[EXCERPT]
----

Mentoring the Rising Gen

Paul Edelman
Edelman & Associates
Paul@EdelmanCoaching.com

Paul Edelman of Edelman & Associates is a coach and consultant to executives, family businesses, family offices, and professional advisors. Paul brings more than thirty-five years of experience providing insight, support, and facilitation to his clients and demonstrates a skilled understanding of individual, group, team, organizational, and family dynamics. In his coaching practice, Paul helps clients systematically and objectively solve complex problems, make consequential decisions, and achieve desired outcomes. 

Prior to coaching and consulting, Paul served as an internal organization development consultant at AT&T, an executive search consultant, and VP of a successfully tech startup. He is an experienced angel investor, board chair, and advisory board member and is an active alumnus of MIT, Harvard Graduate School of Arts and Sciences, and Harvard Kennedy School. Raised in Levittown and Garden City, NY, Paul grew up working in the family business. He now lives in Boston area with his wife, Julia Edelman. They have two adult sons.

Kirby Rosplock

Welcome to the Tamarind Learning Podcast. I'm your host, Dr. Kirby Rosplock. And today, we have a super special guest, paul Edelman of Edelman and Associates. Paul has so much wisdom and knowledge to share with us, and we're going to dig deep into mentoring today. So I'm going to let Paul tell you a little bit about himself and a little bit about his background and how he came to be so passionate around coaching and mentoring. Welcome, Paul.

Paul Edelman

Thanks, Kirby. Looking forward to our conversation. So I became passionate about mentoring because I've had the good fortune to have so many good mentors over the course of my life, and they've made a huge difference for me at many different key junctures in my life. Most relevant to your audience is the notion, first of all, that I grew up in a family business. And it started out as a modest kind of mom and pop business. And when I was growing up, initially we lived in a town called Levittown, which was a place for returning GIs, where you could buy a house for $100 down, $9,000 total, and two or 3% interest. But by the time I was eight, my parents had had some success, and we moved 20 minutes away to the town of Garden City, Long Island, which was a totally different world. Garden City was kind of a bedroom community for Wall Street. One of my first friends in the fourth grade, his grandfather had founded a Fortune 500 company, and he was really one of the wealthiest kids in town. And spending time with him and his family was was a total awakening for me.

Paul Edelman

It opened the door to a completely different world than anything I had ever seen before. So in the words of Jim Grubman, or the metaphor that he uses of the land of wealth, I was essentially an immigrant to the land of wealth. And I had a number of experiences with mentors that helped me to make that transition. Eventually, I went on to college and grad school, and I ended up studying psychology, and I particularly studied about learning and development, adolescent and adult learning and development. And along the way, again, I worked with a number of mentors. And so when I finished school, I began doing coaching and consulting. And over the years, my work concentrated a lot in working with family businesses. And in more recent years, partly because of my own experiences growing up, I got interested in the field of wealth psychology. And so I began to work with a mentor, Jim Grubman, who introduced me to this world or helped me to come up to speed, so to speak. And today I work with next gens. I lead a group of next gens from a variety of family enterprises, and I also work with family businesses and individual family members.

----

[Data entries]
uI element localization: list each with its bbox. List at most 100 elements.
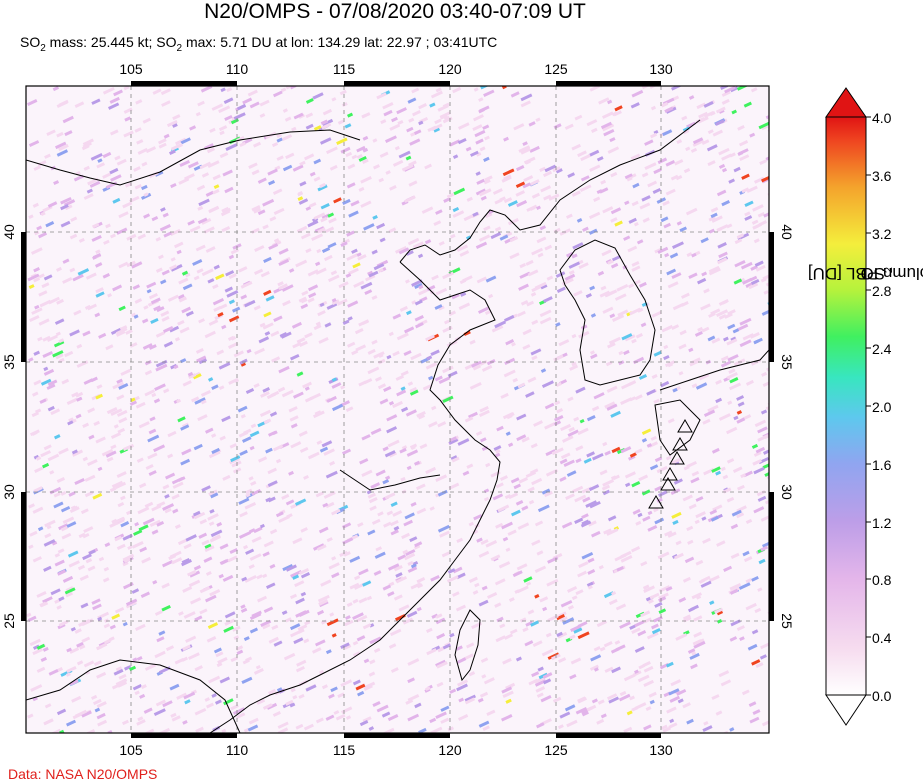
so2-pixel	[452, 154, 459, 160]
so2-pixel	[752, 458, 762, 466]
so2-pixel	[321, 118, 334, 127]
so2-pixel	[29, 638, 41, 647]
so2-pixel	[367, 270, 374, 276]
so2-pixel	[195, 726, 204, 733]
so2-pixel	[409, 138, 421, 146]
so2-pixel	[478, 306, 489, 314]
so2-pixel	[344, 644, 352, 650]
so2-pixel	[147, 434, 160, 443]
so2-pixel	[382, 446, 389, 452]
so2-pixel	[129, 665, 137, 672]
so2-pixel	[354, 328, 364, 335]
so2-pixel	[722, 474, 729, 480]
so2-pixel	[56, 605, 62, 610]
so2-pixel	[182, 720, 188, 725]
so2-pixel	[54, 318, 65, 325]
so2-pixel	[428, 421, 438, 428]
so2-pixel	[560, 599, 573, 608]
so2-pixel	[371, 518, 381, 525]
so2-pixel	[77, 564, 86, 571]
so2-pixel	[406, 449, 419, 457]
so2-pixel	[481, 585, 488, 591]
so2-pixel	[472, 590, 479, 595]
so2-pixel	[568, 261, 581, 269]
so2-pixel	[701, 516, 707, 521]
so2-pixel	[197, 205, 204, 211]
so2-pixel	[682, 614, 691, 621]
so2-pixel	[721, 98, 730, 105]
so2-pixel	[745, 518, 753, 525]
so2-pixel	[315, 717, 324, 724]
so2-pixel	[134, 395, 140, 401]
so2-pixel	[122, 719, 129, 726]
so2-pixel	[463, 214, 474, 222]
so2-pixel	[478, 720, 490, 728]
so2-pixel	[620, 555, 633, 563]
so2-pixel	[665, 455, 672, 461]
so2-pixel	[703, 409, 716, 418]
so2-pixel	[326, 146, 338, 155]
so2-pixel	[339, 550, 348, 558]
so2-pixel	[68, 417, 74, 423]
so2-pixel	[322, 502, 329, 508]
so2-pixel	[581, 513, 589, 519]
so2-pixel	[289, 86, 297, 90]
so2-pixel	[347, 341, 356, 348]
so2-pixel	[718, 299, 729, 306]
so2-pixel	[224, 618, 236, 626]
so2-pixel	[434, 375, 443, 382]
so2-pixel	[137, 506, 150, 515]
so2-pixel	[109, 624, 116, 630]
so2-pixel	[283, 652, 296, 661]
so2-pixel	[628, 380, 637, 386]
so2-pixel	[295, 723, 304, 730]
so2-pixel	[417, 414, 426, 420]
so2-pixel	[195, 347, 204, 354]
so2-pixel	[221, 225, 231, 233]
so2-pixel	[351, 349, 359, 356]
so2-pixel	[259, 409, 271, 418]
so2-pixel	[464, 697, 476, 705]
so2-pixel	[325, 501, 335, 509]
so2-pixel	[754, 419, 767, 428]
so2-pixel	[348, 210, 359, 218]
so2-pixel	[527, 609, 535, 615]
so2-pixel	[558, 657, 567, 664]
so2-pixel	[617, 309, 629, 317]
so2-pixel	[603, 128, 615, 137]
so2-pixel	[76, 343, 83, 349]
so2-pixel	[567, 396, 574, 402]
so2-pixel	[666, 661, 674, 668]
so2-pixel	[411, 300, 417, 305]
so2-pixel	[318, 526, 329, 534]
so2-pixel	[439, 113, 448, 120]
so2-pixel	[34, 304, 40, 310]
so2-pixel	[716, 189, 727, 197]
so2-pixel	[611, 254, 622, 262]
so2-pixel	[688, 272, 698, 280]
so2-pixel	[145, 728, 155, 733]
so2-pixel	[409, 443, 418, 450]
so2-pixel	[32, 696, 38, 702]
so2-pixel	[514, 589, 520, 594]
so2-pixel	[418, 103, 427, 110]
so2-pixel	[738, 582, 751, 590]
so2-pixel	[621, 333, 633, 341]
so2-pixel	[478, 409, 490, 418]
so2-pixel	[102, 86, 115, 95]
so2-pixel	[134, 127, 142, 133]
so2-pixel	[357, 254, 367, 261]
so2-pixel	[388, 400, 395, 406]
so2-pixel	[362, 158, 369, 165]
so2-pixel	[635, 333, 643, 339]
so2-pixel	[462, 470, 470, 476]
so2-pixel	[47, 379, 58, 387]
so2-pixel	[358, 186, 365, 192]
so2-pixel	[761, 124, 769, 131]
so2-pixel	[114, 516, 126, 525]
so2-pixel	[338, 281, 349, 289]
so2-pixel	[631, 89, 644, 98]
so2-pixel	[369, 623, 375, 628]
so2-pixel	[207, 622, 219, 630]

----

[LIST OF TASKS]
1. According to the mentoring podcast transcript, how many years of experience does Paul Edelman bring to his work?
2. Identify every line of the records that contains the string "bbox", treating uppercase and lowercase as different, and copy each of those lines.
The text and the records come from separate sources.

[EXPECTED RESPONSES]
1. More than thirty-five years.

2.
uI element localization: list each with its bbox. List at most 100 elements.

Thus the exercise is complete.